Data extracted from a collection
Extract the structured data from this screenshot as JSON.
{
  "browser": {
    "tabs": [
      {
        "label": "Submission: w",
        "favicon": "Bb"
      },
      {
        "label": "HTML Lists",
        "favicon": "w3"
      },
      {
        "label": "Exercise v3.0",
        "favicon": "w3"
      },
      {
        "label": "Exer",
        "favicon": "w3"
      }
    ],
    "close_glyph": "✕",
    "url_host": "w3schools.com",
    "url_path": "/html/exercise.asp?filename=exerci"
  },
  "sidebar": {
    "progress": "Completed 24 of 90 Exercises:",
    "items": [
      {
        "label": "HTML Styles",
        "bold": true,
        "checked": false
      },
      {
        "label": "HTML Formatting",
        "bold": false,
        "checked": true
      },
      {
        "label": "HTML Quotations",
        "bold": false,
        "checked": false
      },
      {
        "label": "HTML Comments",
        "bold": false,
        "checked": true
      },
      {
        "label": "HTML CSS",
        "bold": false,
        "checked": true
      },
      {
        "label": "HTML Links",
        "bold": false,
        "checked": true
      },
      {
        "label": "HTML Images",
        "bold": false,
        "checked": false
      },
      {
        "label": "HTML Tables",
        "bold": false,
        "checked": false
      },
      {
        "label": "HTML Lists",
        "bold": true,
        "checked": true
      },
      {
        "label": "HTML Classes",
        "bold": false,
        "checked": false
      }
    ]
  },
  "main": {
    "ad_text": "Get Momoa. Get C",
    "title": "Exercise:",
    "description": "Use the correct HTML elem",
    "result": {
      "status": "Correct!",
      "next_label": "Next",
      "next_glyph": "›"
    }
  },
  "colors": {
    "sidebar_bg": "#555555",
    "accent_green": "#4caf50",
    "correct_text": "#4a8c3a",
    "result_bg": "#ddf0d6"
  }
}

* * *

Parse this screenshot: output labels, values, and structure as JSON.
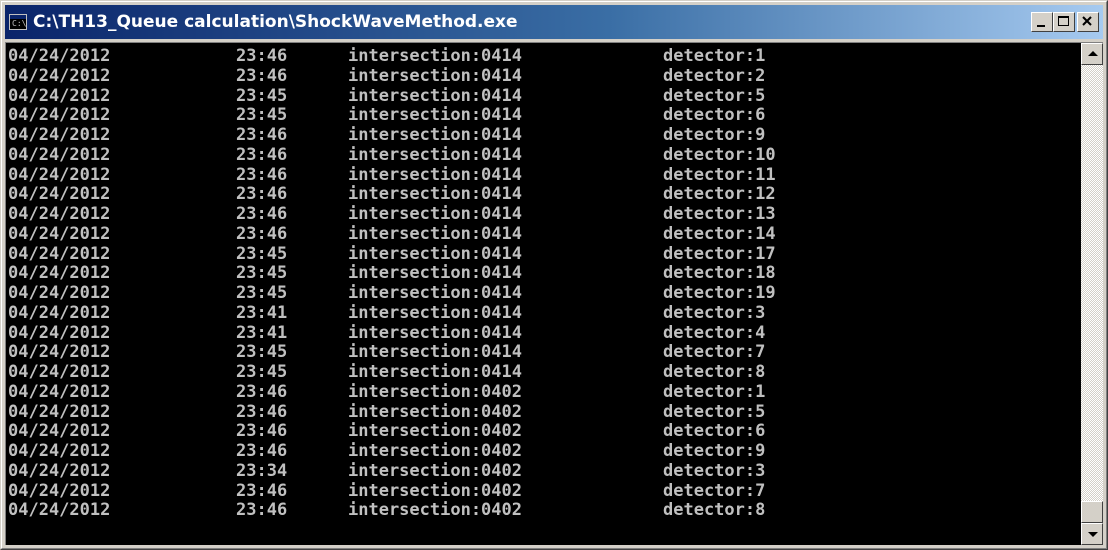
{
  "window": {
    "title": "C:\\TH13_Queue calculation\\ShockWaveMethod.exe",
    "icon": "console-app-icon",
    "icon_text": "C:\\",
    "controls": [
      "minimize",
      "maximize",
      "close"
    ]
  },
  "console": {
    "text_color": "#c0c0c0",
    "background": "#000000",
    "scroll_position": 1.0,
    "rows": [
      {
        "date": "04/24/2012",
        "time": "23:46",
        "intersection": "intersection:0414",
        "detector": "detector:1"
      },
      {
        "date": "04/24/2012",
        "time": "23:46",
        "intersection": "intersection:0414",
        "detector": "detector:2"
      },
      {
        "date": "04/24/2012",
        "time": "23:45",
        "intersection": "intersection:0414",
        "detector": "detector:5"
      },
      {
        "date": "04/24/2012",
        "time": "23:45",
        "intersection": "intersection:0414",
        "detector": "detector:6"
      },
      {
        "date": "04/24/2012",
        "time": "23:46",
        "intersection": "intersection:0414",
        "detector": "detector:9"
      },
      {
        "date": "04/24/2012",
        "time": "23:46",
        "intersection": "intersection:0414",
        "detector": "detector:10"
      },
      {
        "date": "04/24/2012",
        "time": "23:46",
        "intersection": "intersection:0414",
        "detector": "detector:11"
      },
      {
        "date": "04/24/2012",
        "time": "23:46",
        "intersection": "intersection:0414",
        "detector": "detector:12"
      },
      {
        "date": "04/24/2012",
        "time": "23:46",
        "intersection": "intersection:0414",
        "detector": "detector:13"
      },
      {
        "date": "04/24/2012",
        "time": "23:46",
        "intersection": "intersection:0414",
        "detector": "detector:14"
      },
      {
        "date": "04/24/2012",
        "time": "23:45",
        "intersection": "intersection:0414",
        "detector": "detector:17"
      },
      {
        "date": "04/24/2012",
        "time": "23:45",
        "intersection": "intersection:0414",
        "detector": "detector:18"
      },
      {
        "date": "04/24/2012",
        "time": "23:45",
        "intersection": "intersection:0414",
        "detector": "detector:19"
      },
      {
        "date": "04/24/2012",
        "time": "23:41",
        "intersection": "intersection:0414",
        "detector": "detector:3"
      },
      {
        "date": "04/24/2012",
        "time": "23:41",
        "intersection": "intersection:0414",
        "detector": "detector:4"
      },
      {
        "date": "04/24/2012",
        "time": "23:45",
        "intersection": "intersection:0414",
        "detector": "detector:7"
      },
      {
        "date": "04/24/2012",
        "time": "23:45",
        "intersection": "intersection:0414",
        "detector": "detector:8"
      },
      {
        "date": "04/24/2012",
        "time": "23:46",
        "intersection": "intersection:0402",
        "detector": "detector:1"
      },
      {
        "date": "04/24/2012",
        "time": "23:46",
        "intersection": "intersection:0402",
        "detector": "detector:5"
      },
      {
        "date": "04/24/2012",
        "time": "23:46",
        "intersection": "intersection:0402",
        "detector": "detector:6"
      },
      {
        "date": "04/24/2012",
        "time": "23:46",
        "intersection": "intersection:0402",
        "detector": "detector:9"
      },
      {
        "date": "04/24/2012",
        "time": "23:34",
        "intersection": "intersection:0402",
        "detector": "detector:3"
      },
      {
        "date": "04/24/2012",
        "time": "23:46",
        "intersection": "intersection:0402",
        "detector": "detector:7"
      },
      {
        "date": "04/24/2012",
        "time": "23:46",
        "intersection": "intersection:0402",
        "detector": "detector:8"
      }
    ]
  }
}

==

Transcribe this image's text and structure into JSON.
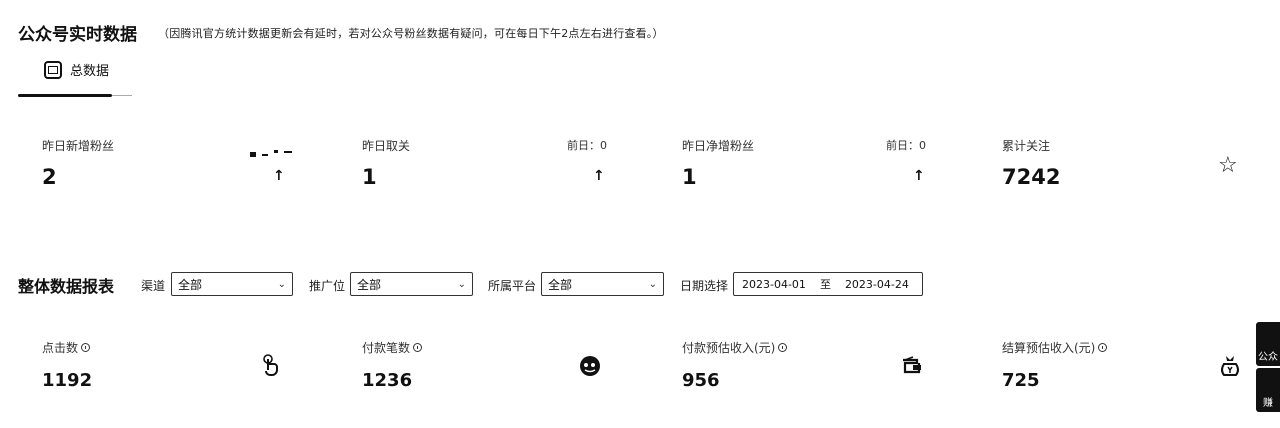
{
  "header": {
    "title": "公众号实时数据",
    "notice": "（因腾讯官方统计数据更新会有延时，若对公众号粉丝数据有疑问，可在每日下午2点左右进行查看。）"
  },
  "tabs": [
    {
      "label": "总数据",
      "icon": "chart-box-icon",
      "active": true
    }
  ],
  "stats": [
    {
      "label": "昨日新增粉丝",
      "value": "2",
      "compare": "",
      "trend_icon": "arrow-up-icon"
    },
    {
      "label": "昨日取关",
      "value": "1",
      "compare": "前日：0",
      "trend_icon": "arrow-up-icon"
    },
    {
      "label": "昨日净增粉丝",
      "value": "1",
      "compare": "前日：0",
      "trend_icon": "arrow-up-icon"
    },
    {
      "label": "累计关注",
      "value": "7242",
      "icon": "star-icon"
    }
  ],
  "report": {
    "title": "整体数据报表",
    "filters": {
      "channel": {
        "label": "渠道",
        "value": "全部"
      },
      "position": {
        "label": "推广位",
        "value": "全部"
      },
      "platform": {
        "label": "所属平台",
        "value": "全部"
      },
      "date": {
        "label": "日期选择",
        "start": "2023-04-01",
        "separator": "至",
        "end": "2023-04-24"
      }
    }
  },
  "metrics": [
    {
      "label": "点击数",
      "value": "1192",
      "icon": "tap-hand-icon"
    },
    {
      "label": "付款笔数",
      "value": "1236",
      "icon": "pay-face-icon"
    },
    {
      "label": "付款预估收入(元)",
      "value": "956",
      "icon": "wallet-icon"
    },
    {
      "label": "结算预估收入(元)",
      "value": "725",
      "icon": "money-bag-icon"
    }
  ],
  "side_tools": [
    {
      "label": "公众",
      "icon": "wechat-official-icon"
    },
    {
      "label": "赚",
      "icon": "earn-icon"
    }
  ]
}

▸ **Set problem**
Select the lines from the entries that include the word "screenshot".

▸ **Task output**
Extract the structured data from this screenshot as JSON.
Parse this screenshot: output labels, values, and structure as JSON.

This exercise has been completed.